:: 任务要求 ::
从列表开头起，到含有“task-view-icon <box>110 741 130 755</box>”的那一行为止（含该行），把这些行改写成 JSON 字符串数组，每行对应一个字符串，空行不计。
====================
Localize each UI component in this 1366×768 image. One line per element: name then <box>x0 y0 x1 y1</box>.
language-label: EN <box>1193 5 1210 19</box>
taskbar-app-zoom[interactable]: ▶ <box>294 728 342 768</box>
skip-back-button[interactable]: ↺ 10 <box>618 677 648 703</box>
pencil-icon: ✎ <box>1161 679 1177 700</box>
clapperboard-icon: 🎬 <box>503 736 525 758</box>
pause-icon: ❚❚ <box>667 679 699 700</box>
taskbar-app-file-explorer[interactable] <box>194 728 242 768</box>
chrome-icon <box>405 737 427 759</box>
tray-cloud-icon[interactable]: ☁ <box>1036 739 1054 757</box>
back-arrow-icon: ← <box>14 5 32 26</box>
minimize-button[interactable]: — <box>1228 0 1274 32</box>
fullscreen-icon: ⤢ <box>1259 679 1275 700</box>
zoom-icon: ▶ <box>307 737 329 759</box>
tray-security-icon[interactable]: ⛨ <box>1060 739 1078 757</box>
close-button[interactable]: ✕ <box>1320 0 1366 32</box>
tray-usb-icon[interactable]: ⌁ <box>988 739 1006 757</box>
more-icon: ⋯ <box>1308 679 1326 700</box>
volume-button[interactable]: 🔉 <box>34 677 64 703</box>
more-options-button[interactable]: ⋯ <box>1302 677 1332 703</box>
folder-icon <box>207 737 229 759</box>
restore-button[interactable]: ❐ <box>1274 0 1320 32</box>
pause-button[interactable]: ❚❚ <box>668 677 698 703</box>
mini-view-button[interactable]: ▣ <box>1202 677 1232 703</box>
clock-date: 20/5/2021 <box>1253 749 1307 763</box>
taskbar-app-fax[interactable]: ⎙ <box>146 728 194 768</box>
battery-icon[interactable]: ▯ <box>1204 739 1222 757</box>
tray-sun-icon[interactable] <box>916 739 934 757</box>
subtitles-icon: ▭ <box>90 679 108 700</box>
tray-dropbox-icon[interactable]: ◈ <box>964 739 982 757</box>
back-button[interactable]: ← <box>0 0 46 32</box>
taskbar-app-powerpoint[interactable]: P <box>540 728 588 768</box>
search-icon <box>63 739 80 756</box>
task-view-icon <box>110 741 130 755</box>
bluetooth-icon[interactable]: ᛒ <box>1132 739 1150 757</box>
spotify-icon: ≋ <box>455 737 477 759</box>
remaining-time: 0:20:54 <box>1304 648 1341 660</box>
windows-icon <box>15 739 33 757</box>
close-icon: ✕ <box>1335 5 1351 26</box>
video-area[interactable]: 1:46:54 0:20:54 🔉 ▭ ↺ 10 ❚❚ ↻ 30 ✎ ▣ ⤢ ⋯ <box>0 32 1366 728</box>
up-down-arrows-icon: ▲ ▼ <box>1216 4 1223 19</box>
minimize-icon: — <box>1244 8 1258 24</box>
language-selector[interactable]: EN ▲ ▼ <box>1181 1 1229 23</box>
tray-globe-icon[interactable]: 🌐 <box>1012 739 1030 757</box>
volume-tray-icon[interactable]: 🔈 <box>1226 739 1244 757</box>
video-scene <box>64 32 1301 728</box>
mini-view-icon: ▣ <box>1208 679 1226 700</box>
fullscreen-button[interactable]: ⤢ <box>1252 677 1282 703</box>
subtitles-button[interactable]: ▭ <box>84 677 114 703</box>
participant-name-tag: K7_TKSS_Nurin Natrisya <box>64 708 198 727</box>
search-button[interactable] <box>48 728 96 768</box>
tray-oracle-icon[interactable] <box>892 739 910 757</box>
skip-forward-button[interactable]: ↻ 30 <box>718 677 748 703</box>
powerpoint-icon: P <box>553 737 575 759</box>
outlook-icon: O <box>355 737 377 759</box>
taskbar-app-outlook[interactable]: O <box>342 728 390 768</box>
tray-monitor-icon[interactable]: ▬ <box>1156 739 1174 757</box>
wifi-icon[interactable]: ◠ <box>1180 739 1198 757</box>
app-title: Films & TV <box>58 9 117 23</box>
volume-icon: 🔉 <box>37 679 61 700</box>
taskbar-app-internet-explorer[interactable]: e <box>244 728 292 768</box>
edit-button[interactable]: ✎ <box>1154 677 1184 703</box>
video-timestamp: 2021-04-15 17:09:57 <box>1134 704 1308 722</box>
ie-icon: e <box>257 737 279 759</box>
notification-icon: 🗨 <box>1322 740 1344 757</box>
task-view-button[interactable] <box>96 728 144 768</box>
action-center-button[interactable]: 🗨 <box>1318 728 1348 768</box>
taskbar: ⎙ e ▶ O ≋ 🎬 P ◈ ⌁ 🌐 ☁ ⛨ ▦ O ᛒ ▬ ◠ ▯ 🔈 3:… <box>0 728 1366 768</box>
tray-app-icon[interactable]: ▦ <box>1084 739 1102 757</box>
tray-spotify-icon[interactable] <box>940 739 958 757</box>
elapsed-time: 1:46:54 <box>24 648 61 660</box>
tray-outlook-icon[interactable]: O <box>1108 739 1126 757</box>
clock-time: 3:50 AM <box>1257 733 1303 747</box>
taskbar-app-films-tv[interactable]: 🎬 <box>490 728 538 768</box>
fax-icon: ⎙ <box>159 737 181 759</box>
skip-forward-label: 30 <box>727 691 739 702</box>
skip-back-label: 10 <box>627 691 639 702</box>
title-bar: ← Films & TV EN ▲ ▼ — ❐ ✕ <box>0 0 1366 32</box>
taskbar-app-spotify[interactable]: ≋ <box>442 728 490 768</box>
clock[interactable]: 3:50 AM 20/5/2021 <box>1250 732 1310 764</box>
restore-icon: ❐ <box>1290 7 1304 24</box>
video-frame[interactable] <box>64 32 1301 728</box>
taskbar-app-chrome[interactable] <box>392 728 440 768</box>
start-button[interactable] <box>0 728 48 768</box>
====================
:: 结果 ::
[
  "Localize each UI component in this 1366×768 image. One line per element: name then <box>x0 y0 x1 y1</box>.",
  "language-label: EN <box>1193 5 1210 19</box>",
  "taskbar-app-zoom[interactable]: ▶ <box>294 728 342 768</box>",
  "skip-back-button[interactable]: ↺ 10 <box>618 677 648 703</box>",
  "pencil-icon: ✎ <box>1161 679 1177 700</box>",
  "clapperboard-icon: 🎬 <box>503 736 525 758</box>",
  "pause-icon: ❚❚ <box>667 679 699 700</box>",
  "taskbar-app-file-explorer[interactable] <box>194 728 242 768</box>",
  "chrome-icon <box>405 737 427 759</box>",
  "tray-cloud-icon[interactable]: ☁ <box>1036 739 1054 757</box>",
  "back-arrow-icon: ← <box>14 5 32 26</box>",
  "minimize-button[interactable]: — <box>1228 0 1274 32</box>",
  "fullscreen-icon: ⤢ <box>1259 679 1275 700</box>",
  "zoom-icon: ▶ <box>307 737 329 759</box>",
  "tray-security-icon[interactable]: ⛨ <box>1060 739 1078 757</box>",
  "close-button[interactable]: ✕ <box>1320 0 1366 32</box>",
  "tray-usb-icon[interactable]: ⌁ <box>988 739 1006 757</box>",
  "more-icon: ⋯ <box>1308 679 1326 700</box>",
  "volume-button[interactable]: 🔉 <box>34 677 64 703</box>",
  "more-options-button[interactable]: ⋯ <box>1302 677 1332 703</box>",
  "folder-icon <box>207 737 229 759</box>",
  "restore-button[interactable]: ❐ <box>1274 0 1320 32</box>",
  "pause-button[interactable]: ❚❚ <box>668 677 698 703</box>",
  "mini-view-button[interactable]: ▣ <box>1202 677 1232 703</box>",
  "clock-date: 20/5/2021 <box>1253 749 1307 763</box>",
  "taskbar-app-fax[interactable]: ⎙ <box>146 728 194 768</box>",
  "battery-icon[interactable]: ▯ <box>1204 739 1222 757</box>",
  "tray-sun-icon[interactable] <box>916 739 934 757</box>",
  "subtitles-icon: ▭ <box>90 679 108 700</box>",
  "tray-dropbox-icon[interactable]: ◈ <box>964 739 982 757</box>",
  "back-button[interactable]: ← <box>0 0 46 32</box>",
  "taskbar-app-powerpoint[interactable]: P <box>540 728 588 768</box>",
  "search-icon <box>63 739 80 756</box>",
  "task-view-icon <box>110 741 130 755</box>"
]